Texte à lire ::
Tel est le tableau du gouvernement que Jean-Jacques vouloit donner à la Pologne. Il a bien prévu qu'on lui diroit qu'il n'y a pas un très grand mérite à renouveler les romans politiques de Platon; qu'on essaieroit de le combattre par le ridicule, parce que le ridicule est l'unique ressource des esprits foibles contre tout ce qui porte le caractère de la grandeur et de la force; qu'on lui opposeroit les goûts des peuples modernes pour les jouissances du luxe, et la corruption de leurs mœurs, pour lui prouver qu'il faut leur laisser leur luxe et leurs mœurs corrompues. C'est en combattant ces objections qu'il déploie cette éloquence invincible qui triomphe souvent de nos dégoûts et de notre effroi pour les mœurs antiques, ou qu'il fait voir cette souplesse d'esprit qui aperçoit les moyens de se servir de nos vices mêmes pour nous conduire par degrés aux vertus que nous

n'osons plus envisager. Les changements, il ne veut pas les faire comme Dieu, par sa parole; il prend les instruments de l'homme, le temps et de sages précautions. Il présente à la fois un dessin pur et général; mais il voit bien qu'on ne peut l'exécuter que par partie; il ne dit point, donnez-moi des anges, et je les ferai vivre en sages; donnez-moi un pays où il n'y ait aucune institution, et j'y établirai des institutions parfaites. Il dit, donnez-moi la Pologne et les Polonois tels qu'ils sont aujourd'hui, et je ne crois pas impossible de leur donner la législation et le bonheur dont je leur offre les images. On suppose toujours les passions des hommes comme les obstacles les plus invincibles à toutes les réformes, et l'on ne voit pas que, pour celui qui sait les manier, elles sont aussi les moyens les plus sûrs et les plus puissants; on peut s'en servir même pour les détruire toutes; et, s'il y a eu jamais un véritable stoïcien, son stoïcisme a été l'ouvrage de ses passions. Entrepris quelque temps avant le premier partage de la Pologne, l'ouvrage que Rousseau avoit fait à la demande du comte Wielhorski devoit indiquer les moyens d'arrêter les troubles provoqués au sein de cette république par la domination tyrannique du cabinet de Pétersbourg.

Consignes ::
[A] Traduisez en anglais, s'il vous plaît, cette phrase tirée du texte à lire : « Les changements, il ne veut pas les faire comme Dieu, par sa parole; il prend les instruments de l'homme, le temps et de sages précautions. »
[B] D'après le texte à lire, à la demande de qui Rousseau avait-il écrit son ouvrage sur la Pologne ?

Extrait des données ::
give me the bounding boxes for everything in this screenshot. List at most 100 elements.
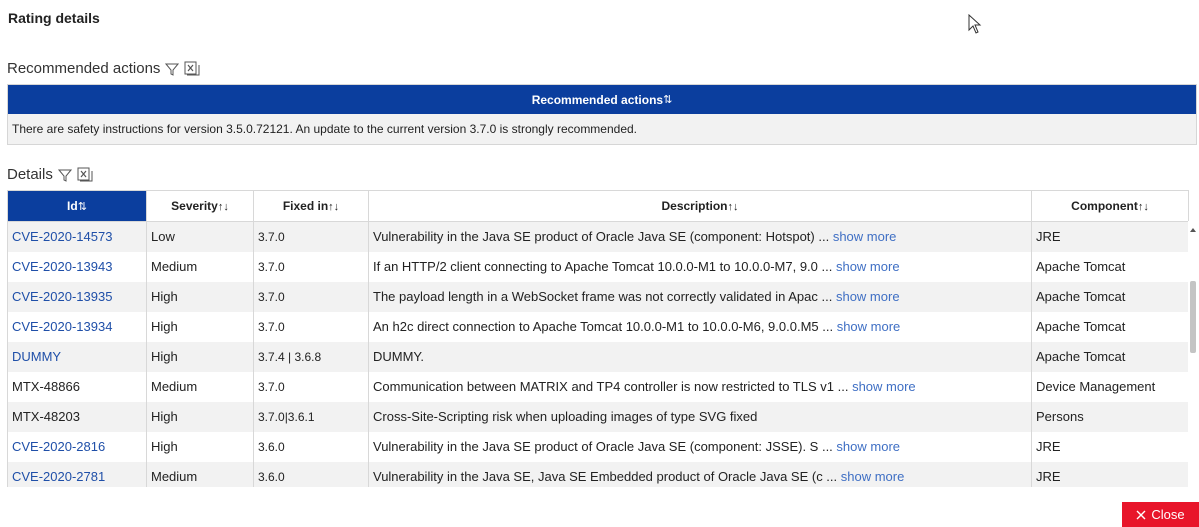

Réponses ::
[A] The changes, he does not wish to make them as God does, by his word; he takes up the instruments of man, time and wise precautions.

[B] À la demande du comte Wielhorski.